:: INPUT RECORDS
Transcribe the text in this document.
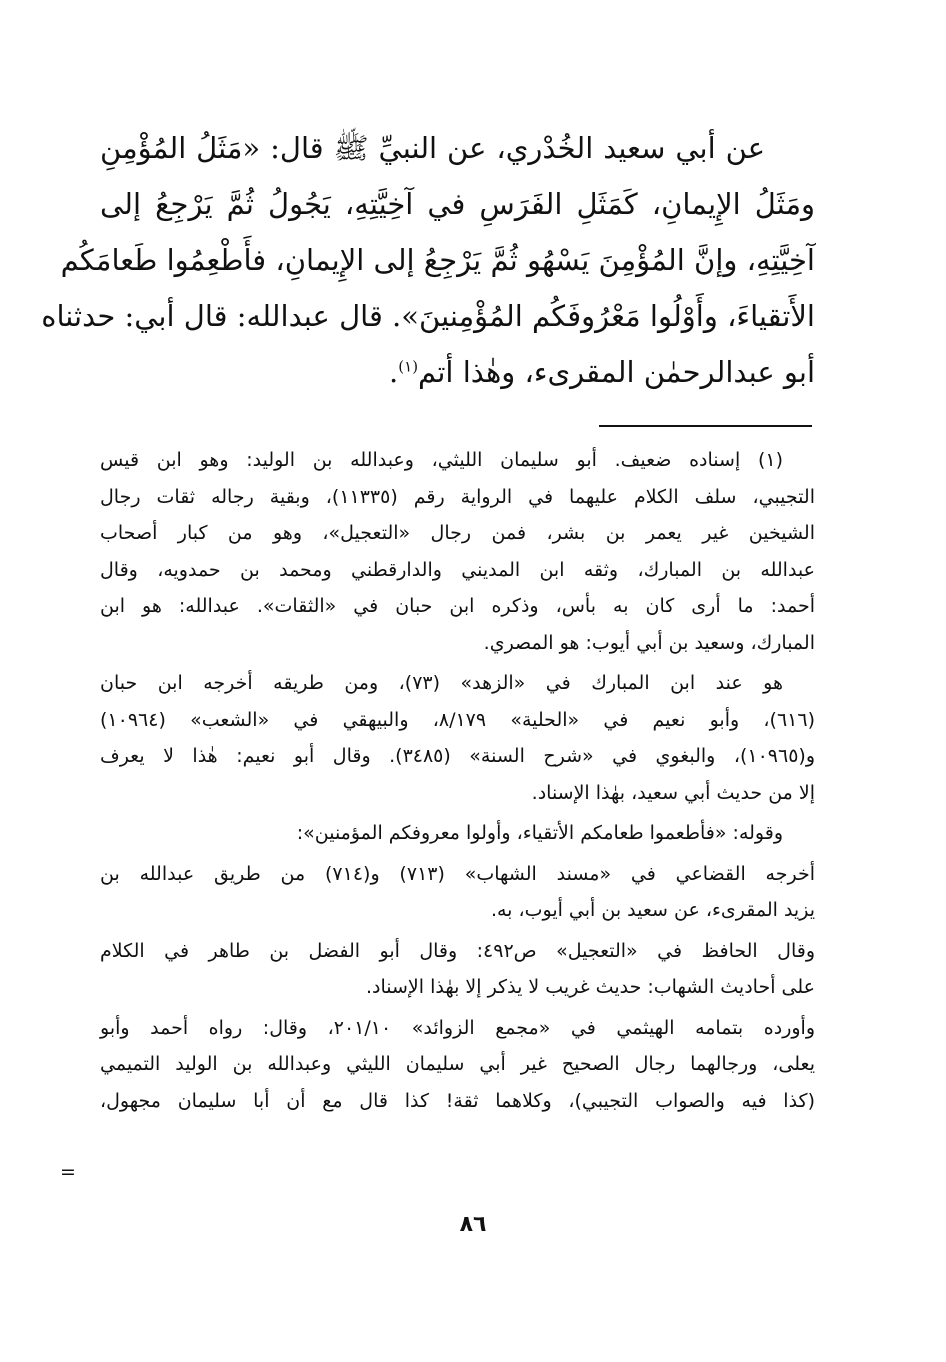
عن أبي سعيد الخُدْري، عن النبيِّ ﷺ قال: «مَثَلُ المُؤْمِنِ
ومَثَلُ الإِيمانِ، كَمَثَلِ الفَرَسِ في آخِيَّتِهِ، يَجُولُ ثُمَّ يَرْجِعُ إلى
آخِيَّتِهِ، وإنَّ المُؤْمِنَ يَسْهُو ثُمَّ يَرْجِعُ إلى الإِيمانِ، فأَطْعِمُوا طَعامَكُم
الأَتقياءَ، وأَوْلُوا مَعْرُوفَكُم المُؤْمِنينَ». قال عبدالله: قال أبي: حدثناه
أبو عبدالرحمٰن المقرىء، وهٰذا أتم$^{(١)}$.

(١) إسناده ضعيف. أبو سليمان الليثي، وعبدالله بن الوليد: وهو ابن قيس
التجيبي، سلف الكلام عليهما في الرواية رقم (١١٣٣٥)، وبقية رجاله ثقات رجال
الشيخين غير يعمر بن بشر، فمن رجال «التعجيل»، وهو من كبار أصحاب
عبدالله بن المبارك، وثقه ابن المديني والدارقطني ومحمد بن حمدويه، وقال
أحمد: ما أرى كان به بأس، وذكره ابن حبان في «الثقات». عبدالله: هو ابن
المبارك، وسعيد بن أبي أيوب: هو المصري.

هو عند ابن المبارك في «الزهد» (٧٣)، ومن طريقه أخرجه ابن حبان
(٦١٦)، وأبو نعيم في «الحلية» ٨/١٧٩، والبيهقي في «الشعب» (١٠٩٦٤)
و(١٠٩٦٥)، والبغوي في «شرح السنة» (٣٤٨٥). وقال أبو نعيم: هٰذا لا يعرف
إلا من حديث أبي سعيد، بهٰذا الإسناد.

وقوله: «فأطعموا طعامكم الأتقياء، وأولوا معروفكم المؤمنين»:

أخرجه القضاعي في «مسند الشهاب» (٧١٣) و(٧١٤) من طريق عبدالله بن
يزيد المقرىء، عن سعيد بن أبي أيوب، به.

وقال الحافظ في «التعجيل» ص٤٩٢: وقال أبو الفضل بن طاهر في الكلام
على أحاديث الشهاب: حديث غريب لا يذكر إلا بهٰذا الإسناد.

وأورده بتمامه الهيثمي في «مجمع الزوائد» ٢٠١/١٠، وقال: رواه أحمد وأبو
يعلى، ورجالهما رجال الصحيح غير أبي سليمان الليثي وعبدالله بن الوليد التميمي
(كذا فيه والصواب التجيبي)، وكلاهما ثقة! كذا قال مع أن أبا سليمان مجهول،

=
٨٦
::::
▸ **EXERCISE**: Reproduce the data verbatim. Do not carry any picture into the copy.

▸ **TASK RESPONSE**:
Transcribe the text in this document.
عن أبي سعيد الخُدْري، عن النبيِّ ﷺ قال: «مَثَلُ المُؤْمِنِ
ومَثَلُ الإِيمانِ، كَمَثَلِ الفَرَسِ في آخِيَّتِهِ، يَجُولُ ثُمَّ يَرْجِعُ إلى
آخِيَّتِهِ، وإنَّ المُؤْمِنَ يَسْهُو ثُمَّ يَرْجِعُ إلى الإِيمانِ، فأَطْعِمُوا طَعامَكُم
الأَتقياءَ، وأَوْلُوا مَعْرُوفَكُم المُؤْمِنينَ». قال عبدالله: قال أبي: حدثناه
أبو عبدالرحمٰن المقرىء، وهٰذا أتم$^{(١)}$.

(١) إسناده ضعيف. أبو سليمان الليثي، وعبدالله بن الوليد: وهو ابن قيس
التجيبي، سلف الكلام عليهما في الرواية رقم (١١٣٣٥)، وبقية رجاله ثقات رجال
الشيخين غير يعمر بن بشر، فمن رجال «التعجيل»، وهو من كبار أصحاب
عبدالله بن المبارك، وثقه ابن المديني والدارقطني ومحمد بن حمدويه، وقال
أحمد: ما أرى كان به بأس، وذكره ابن حبان في «الثقات». عبدالله: هو ابن
المبارك، وسعيد بن أبي أيوب: هو المصري.

هو عند ابن المبارك في «الزهد» (٧٣)، ومن طريقه أخرجه ابن حبان
(٦١٦)، وأبو نعيم في «الحلية» ٨/١٧٩، والبيهقي في «الشعب» (١٠٩٦٤)
و(١٠٩٦٥)، والبغوي في «شرح السنة» (٣٤٨٥). وقال أبو نعيم: هٰذا لا يعرف
إلا من حديث أبي سعيد، بهٰذا الإسناد.

وقوله: «فأطعموا طعامكم الأتقياء، وأولوا معروفكم المؤمنين»:

أخرجه القضاعي في «مسند الشهاب» (٧١٣) و(٧١٤) من طريق عبدالله بن
يزيد المقرىء، عن سعيد بن أبي أيوب، به.

وقال الحافظ في «التعجيل» ص٤٩٢: وقال أبو الفضل بن طاهر في الكلام
على أحاديث الشهاب: حديث غريب لا يذكر إلا بهٰذا الإسناد.

وأورده بتمامه الهيثمي في «مجمع الزوائد» ٢٠١/١٠، وقال: رواه أحمد وأبو
يعلى، ورجالهما رجال الصحيح غير أبي سليمان الليثي وعبدالله بن الوليد التميمي
(كذا فيه والصواب التجيبي)، وكلاهما ثقة! كذا قال مع أن أبا سليمان مجهول،

=
٨٦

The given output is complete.